_Texto selecionado:_

——

Argumenta também a Apelante – nas conclusões 7 a 11 das alegações – que a alegação e prova da não concessão da exoneração do passivo restante deveria ter sido feita pelos credores e administradora da insolvência, uma vez que os fundamentos do n.º 1 do art.º 238 do CIRE são impeditivos do direito à exoneração e que tal não foi feito – sendo que a Administradora da Insolvência até se pronunciou no sentido da concessão da exoneração do passivo restante – acabando o tribunal por “decidir contra tudo e contra todos”.
É certo que o indeferimento liminar da exoneração do passivo pressupõe a efectiva constatação/verificação de alguma das situações previstas nas diversas alíneas do n.º 1 do citado art.º 238.º; é isso que resulta – clara e expressamente – da letra da lei quando preceitua que o pedido “…é liminarmente indeferido se…” ocorrer algumas das situações aí previstas. Não estão em causa, portanto, factos constitutivos do direito à exoneração, mas sim factos impeditivos desse direito (por isso mesmo determinam o indeferimento do pedido e, consequentemente, a não concessão da exoneração). E é por isso que se diz – tendo em conta o disposto no art.º 342.º do CC – que não cabe ao insolvente o ónus de provar a não verificação de nenhuma dessas situações, cabendo aos credores ou ao administrador de insolvência o ónus de carrear para o processo os factos e os elementos probatórios que permitam concluir pela efectiva verificação de alguma das situações referidas[1]. Ou seja, o indeferimento liminar do pedido não se basta com a circunstância de o insolvente não ter feito qualquer prova no sentido de não ocorrer nenhuma das situações susceptíveis de determinar tal indeferimento; tal indeferimento pressupõe – como resulta, aliás, dos termos da lei – que esteja efectivamente demostrada uma das situações que ali são enunciadas como determinantes do indeferimento liminar do pedido.

——

_Dados de origem:_
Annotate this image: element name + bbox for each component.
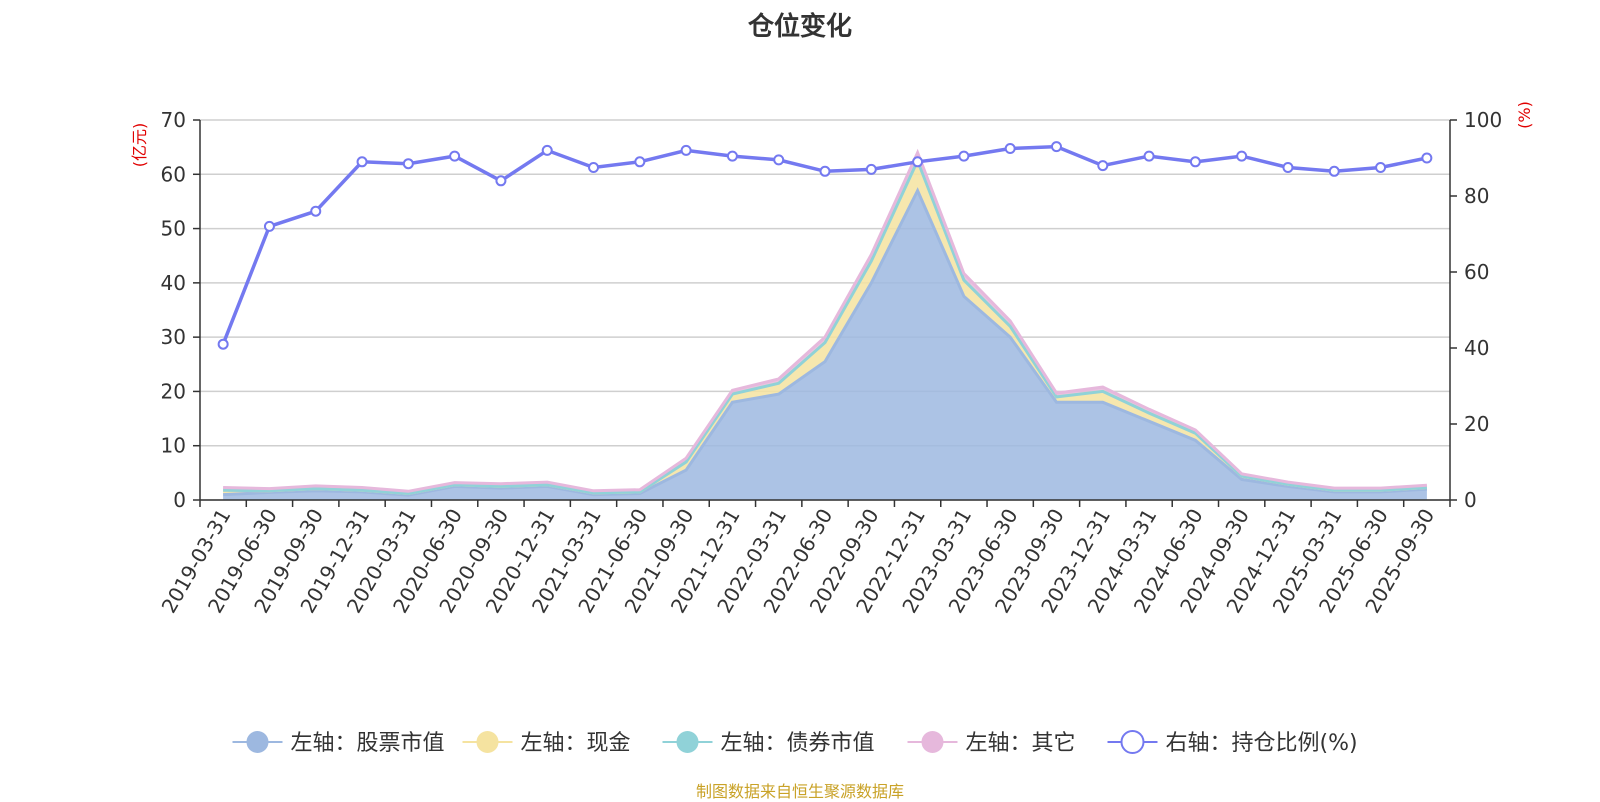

——

_O que se pede:_
Prossiga o texto sobre o indeferimento liminar da exoneração do passivo restante, a partir da última frase apresentada.

_Resposta:_
Isso não significa, porém, ao contrário do que parece sustentar a Apelante, que o juiz não possa indeferir o pedido se nenhum interessado tiver solicitado esse indeferimento e não significa que, para o efeito, o juiz não possa tomar em consideração todos os factos e elementos probatórios constantes do processo independentemente de quem os tenha carreado para os autos.
Na verdade, a lei não faz depender o indeferimento liminar do pedido de requerimento de qualquer interessado; tal indeferimento traduz, na verdade, um poder-dever do juiz de analisar o pedido formulado e de verificar se existem (ou não) circunstâncias que, nos termos previstos na lei, devam obstar ao seu prosseguimento, caso em que pode – e deve – indeferi-lo liminarmente sem qualquer vinculação à posição que, em sentido contrário, tenha sido assumida nos autos pelo administrador de insolvência ou por qualquer outro interessado[2].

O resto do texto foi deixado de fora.